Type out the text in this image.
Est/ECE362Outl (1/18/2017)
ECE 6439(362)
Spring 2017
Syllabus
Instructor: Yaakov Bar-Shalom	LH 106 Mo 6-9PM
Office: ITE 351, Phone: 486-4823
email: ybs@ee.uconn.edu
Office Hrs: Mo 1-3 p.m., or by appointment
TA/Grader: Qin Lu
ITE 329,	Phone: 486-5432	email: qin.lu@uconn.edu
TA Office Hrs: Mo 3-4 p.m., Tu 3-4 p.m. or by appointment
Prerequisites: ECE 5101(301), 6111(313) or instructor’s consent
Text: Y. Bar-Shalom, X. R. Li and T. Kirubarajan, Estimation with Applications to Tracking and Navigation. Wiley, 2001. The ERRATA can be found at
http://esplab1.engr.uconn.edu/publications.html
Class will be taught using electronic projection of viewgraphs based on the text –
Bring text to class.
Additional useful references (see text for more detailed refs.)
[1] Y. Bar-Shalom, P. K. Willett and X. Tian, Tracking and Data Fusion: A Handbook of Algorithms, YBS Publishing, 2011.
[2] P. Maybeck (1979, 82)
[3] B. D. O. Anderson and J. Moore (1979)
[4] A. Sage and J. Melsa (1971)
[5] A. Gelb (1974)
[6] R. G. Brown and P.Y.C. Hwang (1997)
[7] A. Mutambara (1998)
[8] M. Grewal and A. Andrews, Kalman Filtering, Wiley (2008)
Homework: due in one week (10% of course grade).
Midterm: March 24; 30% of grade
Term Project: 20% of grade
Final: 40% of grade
════════════════════
_Written exercise_
Quote each line of the listing above exactly.

_Answer for the task_
Type out the text in this image.
Est/ECE362Outl (1/18/2017)
ECE 6439(362)
Spring 2017
Syllabus
Instructor: Yaakov Bar-Shalom	LH 106 Mo 6-9PM
Office: ITE 351, Phone: 486-4823
email: ybs@ee.uconn.edu
Office Hrs: Mo 1-3 p.m., or by appointment
TA/Grader: Qin Lu
ITE 329,	Phone: 486-5432	email: qin.lu@uconn.edu
TA Office Hrs: Mo 3-4 p.m., Tu 3-4 p.m. or by appointment
Prerequisites: ECE 5101(301), 6111(313) or instructor’s consent
Text: Y. Bar-Shalom, X. R. Li and T. Kirubarajan, Estimation with Applications to Tracking and Navigation. Wiley, 2001. The ERRATA can be found at
http://esplab1.engr.uconn.edu/publications.html
Class will be taught using electronic projection of viewgraphs based on the text –
Bring text to class.
Additional useful references (see text for more detailed refs.)
[1] Y. Bar-Shalom, P. K. Willett and X. Tian, Tracking and Data Fusion: A Handbook of Algorithms, YBS Publishing, 2011.
[2] P. Maybeck (1979, 82)
[3] B. D. O. Anderson and J. Moore (1979)
[4] A. Sage and J. Melsa (1971)
[5] A. Gelb (1974)
[6] R. G. Brown and P.Y.C. Hwang (1997)
[7] A. Mutambara (1998)
[8] M. Grewal and A. Andrews, Kalman Filtering, Wiley (2008)
Homework: due in one week (10% of course grade).
Midterm: March 24; 30% of grade
Term Project: 20% of grade
Final: 40% of grade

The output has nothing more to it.